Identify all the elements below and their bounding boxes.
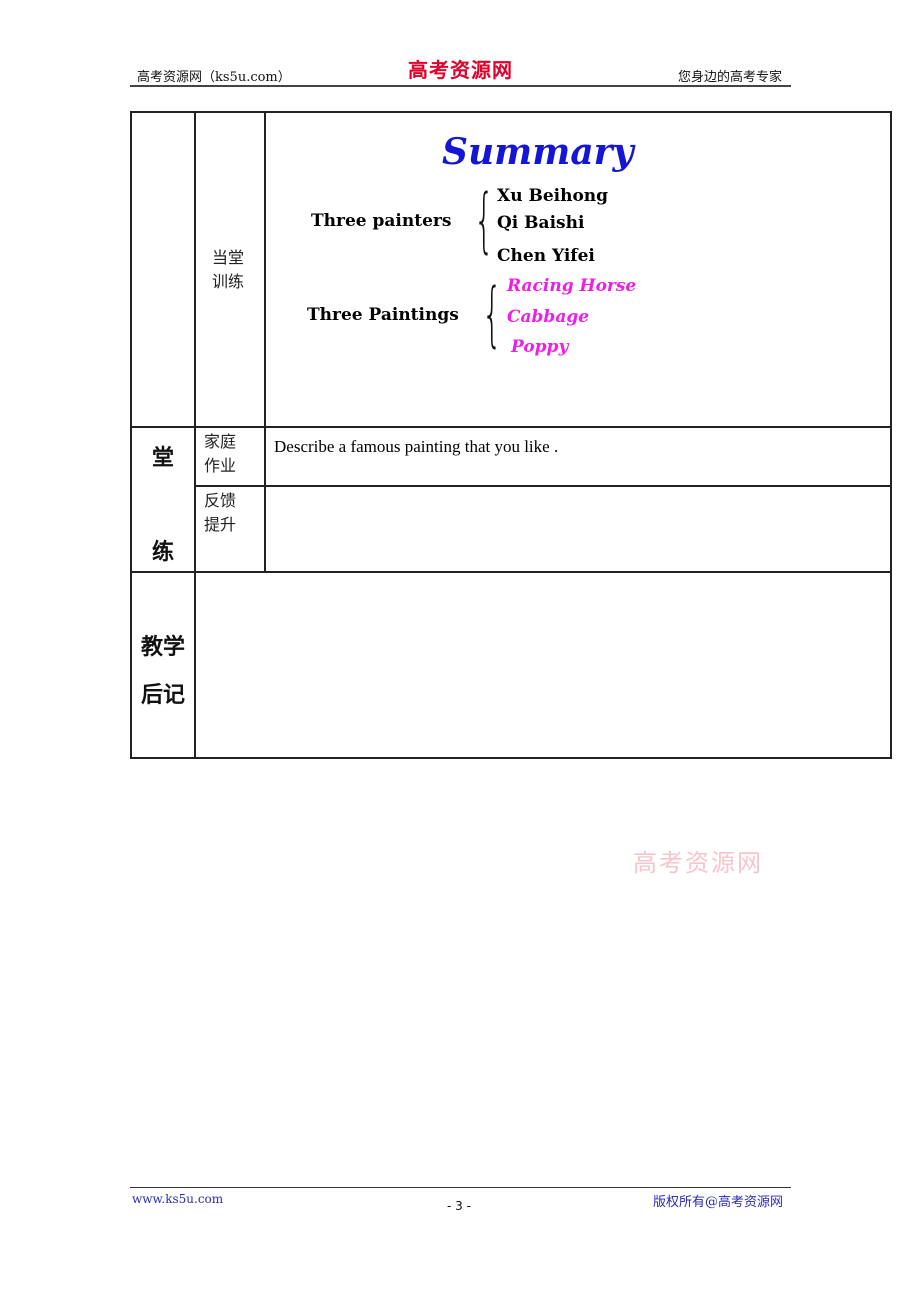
lesson-plan-table: 当堂 训练 Summary Three painters { Xu Beihon… xyxy=(130,111,892,759)
reflection-text xyxy=(196,573,890,582)
practice-label-line1: 当堂 xyxy=(212,248,245,267)
brace-icon: { xyxy=(474,179,495,261)
feedback-label-cell: 反馈 提升 xyxy=(194,485,266,573)
reflection-content-cell[interactable] xyxy=(194,571,892,759)
reflection-label-cell: 教学 后记 xyxy=(130,571,196,759)
painting-item: Poppy xyxy=(511,337,569,357)
watermark: 高考资源网 xyxy=(633,849,763,877)
brace-icon: { xyxy=(482,273,503,355)
painter-item: Xu Beihong xyxy=(497,186,609,206)
practice-row-empty-cell xyxy=(130,111,196,428)
painting-item: Racing Horse xyxy=(507,276,637,296)
header-site-name: 高考资源网（ks5u.com） xyxy=(137,70,291,85)
feedback-label-line1: 反馈 xyxy=(204,491,237,510)
reflection-label-line1: 教学 xyxy=(140,635,185,660)
practice-label-cell: 当堂 训练 xyxy=(194,111,266,428)
practice-label-line2: 训练 xyxy=(212,272,245,291)
practice-row: 当堂 训练 Summary Three painters { Xu Beihon… xyxy=(130,111,892,428)
feedback-label-line2: 提升 xyxy=(204,515,237,534)
section-label-top: 堂 xyxy=(151,446,174,471)
section-label-bottom: 练 xyxy=(151,540,174,565)
footer-copyright: 版权所有@高考资源网 xyxy=(652,1195,783,1210)
summary-title: Summary xyxy=(442,131,634,173)
reflection-label-line2: 后记 xyxy=(140,683,185,708)
homework-label-line1: 家庭 xyxy=(204,432,237,451)
homework-label-cell: 家庭 作业 xyxy=(194,426,266,487)
homework-row: 堂 练 家庭 作业 Describe a famous painting tha… xyxy=(130,426,892,573)
painter-item: Qi Baishi xyxy=(497,213,585,233)
footer-website-link[interactable]: www.ks5u.com xyxy=(132,1192,223,1206)
homework-content-cell[interactable]: Describe a famous painting that you like… xyxy=(264,426,892,487)
feedback-row: 反馈 提升 xyxy=(131,485,892,573)
painting-item: Cabbage xyxy=(507,307,590,327)
footer-rule xyxy=(130,1187,791,1188)
page-number: - 3 - xyxy=(447,1199,471,1213)
homework-text: Describe a famous painting that you like… xyxy=(274,437,559,456)
feedback-text xyxy=(266,487,890,496)
section-label-cell: 堂 练 xyxy=(130,426,196,573)
header-logo: 高考资源网 xyxy=(408,58,513,82)
feedback-content-cell[interactable] xyxy=(264,485,892,573)
group-label-painters: Three painters xyxy=(311,211,452,231)
homework-label-line2: 作业 xyxy=(204,456,237,475)
painter-item: Chen Yifei xyxy=(497,246,595,266)
reflection-row: 教学 后记 xyxy=(130,571,892,759)
group-label-paintings: Three Paintings xyxy=(307,305,459,325)
header-slogan: 您身边的高考专家 xyxy=(677,70,782,85)
summary-cell: Summary Three painters { Xu Beihong Qi B… xyxy=(264,111,892,428)
header-rule xyxy=(130,85,791,87)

· · · ·

*What is asked*
Repeat everything from the line containing "lesson-plan-table: 当堂 训练" down to the line containing "header-site-name: 高考资源网（ks5u.com） xyxy=(137,70,291,85)", including both of those lines.

*Result*
lesson-plan-table: 当堂 训练 Summary Three painters { Xu Beihon… xyxy=(130,111,892,759)
reflection-text xyxy=(196,573,890,582)
practice-label-line1: 当堂 xyxy=(212,248,245,267)
brace-icon: { xyxy=(474,179,495,261)
feedback-label-cell: 反馈 提升 xyxy=(194,485,266,573)
reflection-content-cell[interactable] xyxy=(194,571,892,759)
reflection-label-cell: 教学 后记 xyxy=(130,571,196,759)
painting-item: Poppy xyxy=(511,337,569,357)
watermark: 高考资源网 xyxy=(633,849,763,877)
brace-icon: { xyxy=(482,273,503,355)
painter-item: Xu Beihong xyxy=(497,186,609,206)
practice-row-empty-cell xyxy=(130,111,196,428)
painting-item: Racing Horse xyxy=(507,276,637,296)
header-site-name: 高考资源网（ks5u.com） xyxy=(137,70,291,85)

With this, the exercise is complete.